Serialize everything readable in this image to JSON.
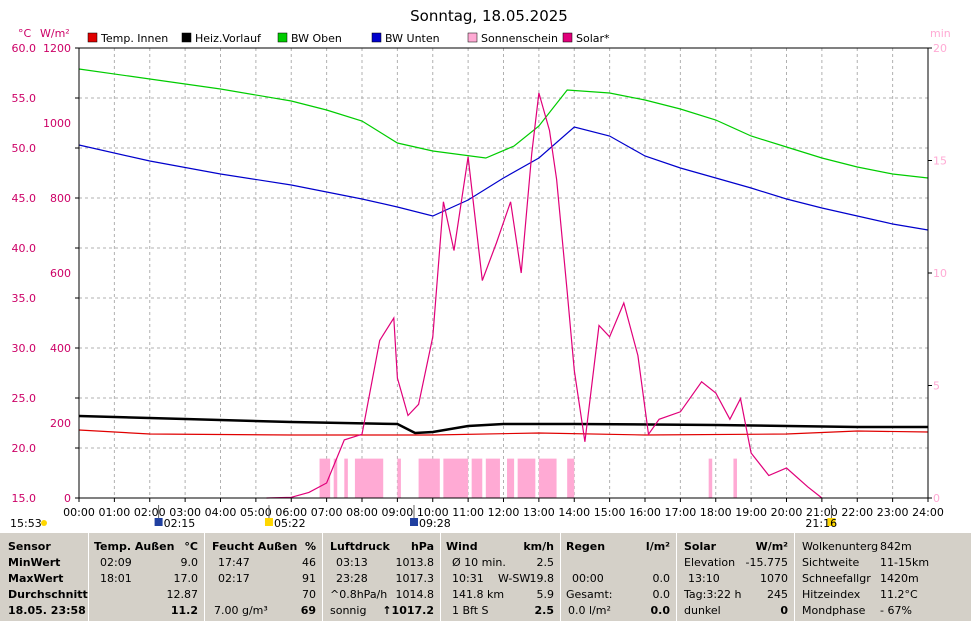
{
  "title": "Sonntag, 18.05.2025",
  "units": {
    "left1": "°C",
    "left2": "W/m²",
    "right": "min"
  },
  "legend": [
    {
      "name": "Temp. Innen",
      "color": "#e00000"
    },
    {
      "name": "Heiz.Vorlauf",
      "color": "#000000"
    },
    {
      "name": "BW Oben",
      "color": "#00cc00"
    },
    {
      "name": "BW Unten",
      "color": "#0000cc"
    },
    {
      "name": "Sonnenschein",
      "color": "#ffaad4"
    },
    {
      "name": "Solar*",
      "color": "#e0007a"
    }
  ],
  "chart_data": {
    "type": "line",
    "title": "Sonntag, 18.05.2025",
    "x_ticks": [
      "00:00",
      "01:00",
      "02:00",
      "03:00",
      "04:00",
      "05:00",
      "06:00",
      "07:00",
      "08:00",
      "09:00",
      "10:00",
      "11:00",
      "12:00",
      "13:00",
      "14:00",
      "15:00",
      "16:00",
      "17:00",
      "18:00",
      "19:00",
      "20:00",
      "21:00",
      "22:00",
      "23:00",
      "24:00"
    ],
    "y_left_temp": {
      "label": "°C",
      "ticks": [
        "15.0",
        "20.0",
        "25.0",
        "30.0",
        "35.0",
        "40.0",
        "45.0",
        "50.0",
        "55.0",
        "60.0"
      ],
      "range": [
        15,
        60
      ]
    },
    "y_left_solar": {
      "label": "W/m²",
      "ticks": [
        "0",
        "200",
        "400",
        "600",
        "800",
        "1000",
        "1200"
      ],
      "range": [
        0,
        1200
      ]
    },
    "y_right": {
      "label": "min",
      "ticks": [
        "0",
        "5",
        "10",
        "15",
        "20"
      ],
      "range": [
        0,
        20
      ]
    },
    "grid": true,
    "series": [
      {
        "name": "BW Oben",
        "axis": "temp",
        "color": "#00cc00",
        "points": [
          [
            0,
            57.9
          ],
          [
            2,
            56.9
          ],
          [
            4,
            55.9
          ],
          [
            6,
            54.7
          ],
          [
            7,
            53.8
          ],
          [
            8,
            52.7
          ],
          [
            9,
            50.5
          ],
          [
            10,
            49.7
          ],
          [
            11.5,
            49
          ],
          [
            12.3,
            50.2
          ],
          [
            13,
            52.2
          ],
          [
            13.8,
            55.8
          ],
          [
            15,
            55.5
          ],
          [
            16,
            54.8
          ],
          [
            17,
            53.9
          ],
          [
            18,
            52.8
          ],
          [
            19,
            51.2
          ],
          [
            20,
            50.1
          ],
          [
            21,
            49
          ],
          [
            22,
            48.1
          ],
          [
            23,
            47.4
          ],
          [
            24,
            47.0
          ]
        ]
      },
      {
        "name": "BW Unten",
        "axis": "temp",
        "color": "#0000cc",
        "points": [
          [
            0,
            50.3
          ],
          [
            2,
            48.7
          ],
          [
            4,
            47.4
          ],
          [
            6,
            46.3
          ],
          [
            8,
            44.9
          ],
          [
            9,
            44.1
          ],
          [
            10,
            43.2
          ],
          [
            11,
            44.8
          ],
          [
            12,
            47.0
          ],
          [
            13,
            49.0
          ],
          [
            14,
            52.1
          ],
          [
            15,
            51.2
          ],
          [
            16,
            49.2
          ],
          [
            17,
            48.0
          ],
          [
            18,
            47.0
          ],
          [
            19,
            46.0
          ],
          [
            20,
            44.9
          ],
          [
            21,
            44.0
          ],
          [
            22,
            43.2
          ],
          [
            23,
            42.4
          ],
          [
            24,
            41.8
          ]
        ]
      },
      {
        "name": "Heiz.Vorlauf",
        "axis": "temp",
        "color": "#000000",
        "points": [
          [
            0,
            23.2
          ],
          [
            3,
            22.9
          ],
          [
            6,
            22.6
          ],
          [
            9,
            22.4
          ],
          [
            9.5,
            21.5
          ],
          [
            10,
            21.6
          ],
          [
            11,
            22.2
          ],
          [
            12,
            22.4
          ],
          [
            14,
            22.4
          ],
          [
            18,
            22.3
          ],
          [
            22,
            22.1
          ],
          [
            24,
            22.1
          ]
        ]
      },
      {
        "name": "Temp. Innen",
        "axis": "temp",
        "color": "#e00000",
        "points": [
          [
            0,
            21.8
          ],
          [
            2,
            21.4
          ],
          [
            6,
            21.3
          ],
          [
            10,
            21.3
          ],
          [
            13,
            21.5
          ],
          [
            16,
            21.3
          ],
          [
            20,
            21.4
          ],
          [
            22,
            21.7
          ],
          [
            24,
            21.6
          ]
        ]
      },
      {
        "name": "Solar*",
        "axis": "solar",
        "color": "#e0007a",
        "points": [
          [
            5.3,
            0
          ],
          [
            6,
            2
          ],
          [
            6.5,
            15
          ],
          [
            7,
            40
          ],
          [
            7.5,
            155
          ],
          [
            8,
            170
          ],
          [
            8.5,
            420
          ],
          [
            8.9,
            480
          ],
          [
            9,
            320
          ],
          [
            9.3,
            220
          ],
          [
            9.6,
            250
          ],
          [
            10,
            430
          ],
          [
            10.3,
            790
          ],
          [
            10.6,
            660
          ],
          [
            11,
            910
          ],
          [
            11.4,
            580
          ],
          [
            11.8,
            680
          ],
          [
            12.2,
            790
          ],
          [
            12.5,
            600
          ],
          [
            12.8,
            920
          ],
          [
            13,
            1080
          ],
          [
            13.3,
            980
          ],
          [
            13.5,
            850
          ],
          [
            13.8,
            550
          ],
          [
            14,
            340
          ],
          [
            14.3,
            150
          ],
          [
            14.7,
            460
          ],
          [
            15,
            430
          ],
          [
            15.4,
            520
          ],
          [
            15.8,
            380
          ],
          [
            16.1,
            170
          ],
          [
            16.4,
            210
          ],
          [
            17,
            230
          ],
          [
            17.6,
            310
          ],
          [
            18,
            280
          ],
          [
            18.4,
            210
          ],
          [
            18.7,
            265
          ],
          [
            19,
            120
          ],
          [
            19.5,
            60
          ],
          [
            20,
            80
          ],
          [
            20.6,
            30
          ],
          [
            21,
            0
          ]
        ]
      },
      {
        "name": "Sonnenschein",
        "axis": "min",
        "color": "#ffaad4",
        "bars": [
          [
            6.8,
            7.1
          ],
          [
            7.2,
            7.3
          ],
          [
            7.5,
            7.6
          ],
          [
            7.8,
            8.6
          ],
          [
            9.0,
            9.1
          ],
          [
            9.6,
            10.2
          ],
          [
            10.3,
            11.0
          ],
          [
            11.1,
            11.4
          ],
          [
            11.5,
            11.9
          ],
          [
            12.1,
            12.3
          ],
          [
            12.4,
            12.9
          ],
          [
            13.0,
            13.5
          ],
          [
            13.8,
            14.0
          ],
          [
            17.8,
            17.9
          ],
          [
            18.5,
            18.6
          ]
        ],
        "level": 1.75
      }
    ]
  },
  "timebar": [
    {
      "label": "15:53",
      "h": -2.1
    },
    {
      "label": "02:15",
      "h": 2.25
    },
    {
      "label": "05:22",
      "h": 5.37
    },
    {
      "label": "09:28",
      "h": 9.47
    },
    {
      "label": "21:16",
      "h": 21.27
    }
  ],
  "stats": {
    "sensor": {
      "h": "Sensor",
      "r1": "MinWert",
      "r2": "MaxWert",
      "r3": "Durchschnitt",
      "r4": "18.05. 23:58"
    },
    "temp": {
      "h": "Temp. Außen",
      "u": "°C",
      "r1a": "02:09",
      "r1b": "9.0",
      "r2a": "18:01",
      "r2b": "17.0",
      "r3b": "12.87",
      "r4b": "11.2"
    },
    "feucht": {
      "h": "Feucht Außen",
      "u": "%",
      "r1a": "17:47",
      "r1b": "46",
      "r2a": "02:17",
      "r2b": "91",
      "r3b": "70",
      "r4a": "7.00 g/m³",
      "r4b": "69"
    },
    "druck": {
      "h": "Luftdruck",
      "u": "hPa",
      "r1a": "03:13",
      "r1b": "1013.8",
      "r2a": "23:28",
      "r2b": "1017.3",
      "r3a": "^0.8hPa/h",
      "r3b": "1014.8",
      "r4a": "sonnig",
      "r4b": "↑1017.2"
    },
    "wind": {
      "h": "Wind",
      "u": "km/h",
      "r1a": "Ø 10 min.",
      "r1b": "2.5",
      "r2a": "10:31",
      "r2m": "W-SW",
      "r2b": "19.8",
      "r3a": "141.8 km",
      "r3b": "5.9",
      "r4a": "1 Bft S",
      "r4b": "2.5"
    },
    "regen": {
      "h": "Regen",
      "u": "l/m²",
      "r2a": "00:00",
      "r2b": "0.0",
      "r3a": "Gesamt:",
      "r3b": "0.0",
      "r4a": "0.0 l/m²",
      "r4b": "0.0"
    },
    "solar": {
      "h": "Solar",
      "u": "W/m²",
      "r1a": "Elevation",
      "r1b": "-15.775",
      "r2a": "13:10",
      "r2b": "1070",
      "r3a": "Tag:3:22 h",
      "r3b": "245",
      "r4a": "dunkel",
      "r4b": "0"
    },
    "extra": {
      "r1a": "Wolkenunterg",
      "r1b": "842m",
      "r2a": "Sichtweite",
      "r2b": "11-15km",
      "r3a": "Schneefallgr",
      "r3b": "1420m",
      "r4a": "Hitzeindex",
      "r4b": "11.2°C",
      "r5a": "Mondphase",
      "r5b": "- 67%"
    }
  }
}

Work to complete:
Say, as a single number and nothing more, how many lines of the entries contain the word "Vorlauf".

Answer to the problem:
2